Collected data
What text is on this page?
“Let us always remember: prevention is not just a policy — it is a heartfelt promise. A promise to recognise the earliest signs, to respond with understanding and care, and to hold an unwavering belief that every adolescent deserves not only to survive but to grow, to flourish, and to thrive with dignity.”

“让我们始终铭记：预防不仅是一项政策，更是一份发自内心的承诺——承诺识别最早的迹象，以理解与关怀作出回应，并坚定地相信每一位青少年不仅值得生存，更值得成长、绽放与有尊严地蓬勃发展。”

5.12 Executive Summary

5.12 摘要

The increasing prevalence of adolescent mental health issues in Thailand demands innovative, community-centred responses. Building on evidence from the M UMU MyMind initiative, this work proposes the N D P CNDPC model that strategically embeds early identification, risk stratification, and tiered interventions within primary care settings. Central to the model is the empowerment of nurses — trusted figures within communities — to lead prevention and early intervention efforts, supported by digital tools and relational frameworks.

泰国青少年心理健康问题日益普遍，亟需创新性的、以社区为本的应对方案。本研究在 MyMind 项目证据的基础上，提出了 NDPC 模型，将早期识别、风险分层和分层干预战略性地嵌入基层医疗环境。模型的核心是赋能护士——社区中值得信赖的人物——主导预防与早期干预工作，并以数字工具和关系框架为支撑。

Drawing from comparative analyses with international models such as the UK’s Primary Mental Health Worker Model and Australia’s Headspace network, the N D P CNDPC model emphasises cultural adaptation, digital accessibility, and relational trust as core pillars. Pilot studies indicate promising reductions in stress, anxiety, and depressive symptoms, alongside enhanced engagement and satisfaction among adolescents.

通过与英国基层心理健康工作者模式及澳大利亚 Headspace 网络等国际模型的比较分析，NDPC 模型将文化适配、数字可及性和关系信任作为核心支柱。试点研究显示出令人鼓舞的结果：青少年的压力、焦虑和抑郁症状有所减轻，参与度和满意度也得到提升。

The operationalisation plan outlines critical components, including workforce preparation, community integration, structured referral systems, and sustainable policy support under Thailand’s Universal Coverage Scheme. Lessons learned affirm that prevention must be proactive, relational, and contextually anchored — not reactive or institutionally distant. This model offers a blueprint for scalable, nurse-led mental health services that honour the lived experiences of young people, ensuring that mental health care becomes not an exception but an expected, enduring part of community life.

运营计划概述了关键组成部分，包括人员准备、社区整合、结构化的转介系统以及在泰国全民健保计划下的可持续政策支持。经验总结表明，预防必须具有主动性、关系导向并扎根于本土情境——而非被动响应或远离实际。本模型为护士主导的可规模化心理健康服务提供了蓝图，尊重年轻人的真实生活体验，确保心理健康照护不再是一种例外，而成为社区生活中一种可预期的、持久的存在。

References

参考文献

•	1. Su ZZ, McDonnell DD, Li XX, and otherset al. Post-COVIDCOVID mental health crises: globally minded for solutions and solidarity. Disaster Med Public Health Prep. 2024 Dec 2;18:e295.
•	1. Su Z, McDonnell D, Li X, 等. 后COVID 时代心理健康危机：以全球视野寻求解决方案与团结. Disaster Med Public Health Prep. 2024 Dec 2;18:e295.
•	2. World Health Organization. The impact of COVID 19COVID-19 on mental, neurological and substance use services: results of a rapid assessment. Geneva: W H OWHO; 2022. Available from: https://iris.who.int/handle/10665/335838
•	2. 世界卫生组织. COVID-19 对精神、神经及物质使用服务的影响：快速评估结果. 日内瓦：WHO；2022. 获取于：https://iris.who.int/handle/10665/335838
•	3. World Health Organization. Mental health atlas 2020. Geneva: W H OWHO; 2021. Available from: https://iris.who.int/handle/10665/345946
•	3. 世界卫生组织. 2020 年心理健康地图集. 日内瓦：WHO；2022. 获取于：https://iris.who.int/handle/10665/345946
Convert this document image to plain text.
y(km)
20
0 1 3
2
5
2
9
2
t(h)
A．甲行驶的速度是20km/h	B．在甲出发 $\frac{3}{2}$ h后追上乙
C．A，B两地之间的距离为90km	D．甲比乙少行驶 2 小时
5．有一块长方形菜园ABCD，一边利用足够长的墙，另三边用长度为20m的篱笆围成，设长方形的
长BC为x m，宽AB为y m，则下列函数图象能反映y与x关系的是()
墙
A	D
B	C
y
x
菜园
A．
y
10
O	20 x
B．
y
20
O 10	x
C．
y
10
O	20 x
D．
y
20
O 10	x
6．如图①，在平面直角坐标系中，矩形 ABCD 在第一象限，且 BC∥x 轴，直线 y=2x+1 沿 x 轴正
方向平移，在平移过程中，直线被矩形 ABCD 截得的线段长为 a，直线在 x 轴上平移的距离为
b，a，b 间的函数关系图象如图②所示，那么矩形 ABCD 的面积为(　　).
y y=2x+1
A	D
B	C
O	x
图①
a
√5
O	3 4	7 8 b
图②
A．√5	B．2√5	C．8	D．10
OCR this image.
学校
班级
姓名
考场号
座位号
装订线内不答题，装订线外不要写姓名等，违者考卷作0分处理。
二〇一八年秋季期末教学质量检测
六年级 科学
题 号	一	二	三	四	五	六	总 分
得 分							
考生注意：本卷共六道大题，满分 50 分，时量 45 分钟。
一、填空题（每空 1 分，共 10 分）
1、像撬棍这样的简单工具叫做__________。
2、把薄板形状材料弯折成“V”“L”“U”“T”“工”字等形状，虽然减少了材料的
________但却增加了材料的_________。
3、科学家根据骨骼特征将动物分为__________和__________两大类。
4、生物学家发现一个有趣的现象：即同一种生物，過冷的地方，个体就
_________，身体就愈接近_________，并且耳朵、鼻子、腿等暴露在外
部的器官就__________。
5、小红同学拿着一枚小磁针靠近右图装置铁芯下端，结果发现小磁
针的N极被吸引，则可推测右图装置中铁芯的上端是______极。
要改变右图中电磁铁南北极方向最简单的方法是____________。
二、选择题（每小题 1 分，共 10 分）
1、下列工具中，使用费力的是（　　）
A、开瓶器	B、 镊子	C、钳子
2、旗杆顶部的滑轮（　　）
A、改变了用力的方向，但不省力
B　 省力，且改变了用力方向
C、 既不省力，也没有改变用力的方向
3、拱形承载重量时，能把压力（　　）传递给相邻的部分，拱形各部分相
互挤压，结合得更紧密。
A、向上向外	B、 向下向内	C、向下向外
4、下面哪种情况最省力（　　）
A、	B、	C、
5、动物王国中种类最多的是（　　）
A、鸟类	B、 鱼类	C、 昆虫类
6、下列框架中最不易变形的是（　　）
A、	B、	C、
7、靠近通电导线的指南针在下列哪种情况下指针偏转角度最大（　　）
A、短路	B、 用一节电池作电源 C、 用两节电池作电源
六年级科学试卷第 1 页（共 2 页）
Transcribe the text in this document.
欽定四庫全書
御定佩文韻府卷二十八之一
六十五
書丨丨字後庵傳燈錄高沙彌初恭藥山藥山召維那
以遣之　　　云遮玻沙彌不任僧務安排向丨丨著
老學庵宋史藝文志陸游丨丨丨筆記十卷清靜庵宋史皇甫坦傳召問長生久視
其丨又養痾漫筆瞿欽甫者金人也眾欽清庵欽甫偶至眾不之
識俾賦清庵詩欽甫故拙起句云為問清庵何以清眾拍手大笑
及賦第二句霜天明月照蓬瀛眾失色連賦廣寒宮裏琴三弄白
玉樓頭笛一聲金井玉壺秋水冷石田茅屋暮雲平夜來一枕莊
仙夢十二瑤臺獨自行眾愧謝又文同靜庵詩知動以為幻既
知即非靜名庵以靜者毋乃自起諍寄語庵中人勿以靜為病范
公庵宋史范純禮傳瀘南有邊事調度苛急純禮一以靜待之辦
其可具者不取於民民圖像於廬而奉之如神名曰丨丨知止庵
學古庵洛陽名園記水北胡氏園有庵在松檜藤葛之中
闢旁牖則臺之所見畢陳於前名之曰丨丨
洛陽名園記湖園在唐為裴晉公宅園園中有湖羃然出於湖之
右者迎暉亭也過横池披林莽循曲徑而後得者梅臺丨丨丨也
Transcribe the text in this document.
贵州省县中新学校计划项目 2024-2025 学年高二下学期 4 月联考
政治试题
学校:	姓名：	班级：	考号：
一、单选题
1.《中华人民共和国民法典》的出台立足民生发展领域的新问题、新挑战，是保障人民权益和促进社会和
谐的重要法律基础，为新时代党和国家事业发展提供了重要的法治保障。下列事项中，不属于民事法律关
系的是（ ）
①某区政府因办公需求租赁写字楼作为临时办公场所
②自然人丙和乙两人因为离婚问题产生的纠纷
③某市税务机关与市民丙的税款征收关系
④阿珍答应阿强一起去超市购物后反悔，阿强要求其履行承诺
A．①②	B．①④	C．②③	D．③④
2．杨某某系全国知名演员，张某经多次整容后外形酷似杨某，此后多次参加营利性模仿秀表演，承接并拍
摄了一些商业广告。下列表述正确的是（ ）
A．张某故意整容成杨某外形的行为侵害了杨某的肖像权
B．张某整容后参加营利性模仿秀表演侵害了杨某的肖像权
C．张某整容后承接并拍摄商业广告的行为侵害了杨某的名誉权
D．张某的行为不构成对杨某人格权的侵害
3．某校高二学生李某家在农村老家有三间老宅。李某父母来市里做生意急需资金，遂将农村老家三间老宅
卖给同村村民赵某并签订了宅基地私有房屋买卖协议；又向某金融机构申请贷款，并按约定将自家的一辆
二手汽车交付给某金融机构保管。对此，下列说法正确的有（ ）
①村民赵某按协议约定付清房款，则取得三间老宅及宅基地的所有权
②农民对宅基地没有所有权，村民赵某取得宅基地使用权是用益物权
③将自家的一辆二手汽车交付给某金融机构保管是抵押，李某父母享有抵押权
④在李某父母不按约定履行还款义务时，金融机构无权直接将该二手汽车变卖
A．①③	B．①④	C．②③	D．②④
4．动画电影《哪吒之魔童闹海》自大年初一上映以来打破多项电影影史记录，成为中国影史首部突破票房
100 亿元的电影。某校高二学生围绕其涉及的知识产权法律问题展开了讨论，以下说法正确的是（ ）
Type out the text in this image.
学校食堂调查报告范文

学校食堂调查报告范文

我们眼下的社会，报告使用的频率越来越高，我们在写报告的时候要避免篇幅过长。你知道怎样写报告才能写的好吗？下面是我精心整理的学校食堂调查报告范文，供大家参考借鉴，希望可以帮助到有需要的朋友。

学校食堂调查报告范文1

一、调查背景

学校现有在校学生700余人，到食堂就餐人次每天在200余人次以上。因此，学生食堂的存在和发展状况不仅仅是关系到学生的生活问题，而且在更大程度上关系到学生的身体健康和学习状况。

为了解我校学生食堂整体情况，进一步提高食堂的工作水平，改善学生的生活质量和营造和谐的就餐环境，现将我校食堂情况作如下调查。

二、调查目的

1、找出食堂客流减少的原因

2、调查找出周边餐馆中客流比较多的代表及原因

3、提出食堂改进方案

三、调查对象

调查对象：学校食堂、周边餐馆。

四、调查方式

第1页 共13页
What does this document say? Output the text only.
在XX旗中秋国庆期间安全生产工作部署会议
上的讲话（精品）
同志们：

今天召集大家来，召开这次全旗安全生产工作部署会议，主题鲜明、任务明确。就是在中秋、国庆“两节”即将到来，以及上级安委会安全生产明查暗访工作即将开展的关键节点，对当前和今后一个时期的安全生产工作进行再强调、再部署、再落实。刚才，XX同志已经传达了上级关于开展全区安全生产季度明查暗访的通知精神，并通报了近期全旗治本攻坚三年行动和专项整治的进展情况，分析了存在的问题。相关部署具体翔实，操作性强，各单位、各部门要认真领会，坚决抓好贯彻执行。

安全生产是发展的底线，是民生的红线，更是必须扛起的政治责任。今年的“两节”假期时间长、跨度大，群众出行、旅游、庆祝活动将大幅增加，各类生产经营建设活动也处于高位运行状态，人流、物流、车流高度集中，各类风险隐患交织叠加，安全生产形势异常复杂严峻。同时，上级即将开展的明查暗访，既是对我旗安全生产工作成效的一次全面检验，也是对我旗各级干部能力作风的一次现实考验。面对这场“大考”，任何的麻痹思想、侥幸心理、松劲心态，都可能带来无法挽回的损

Your objective: Say only how many lines in the records carry the word "image".

Complete answer: 3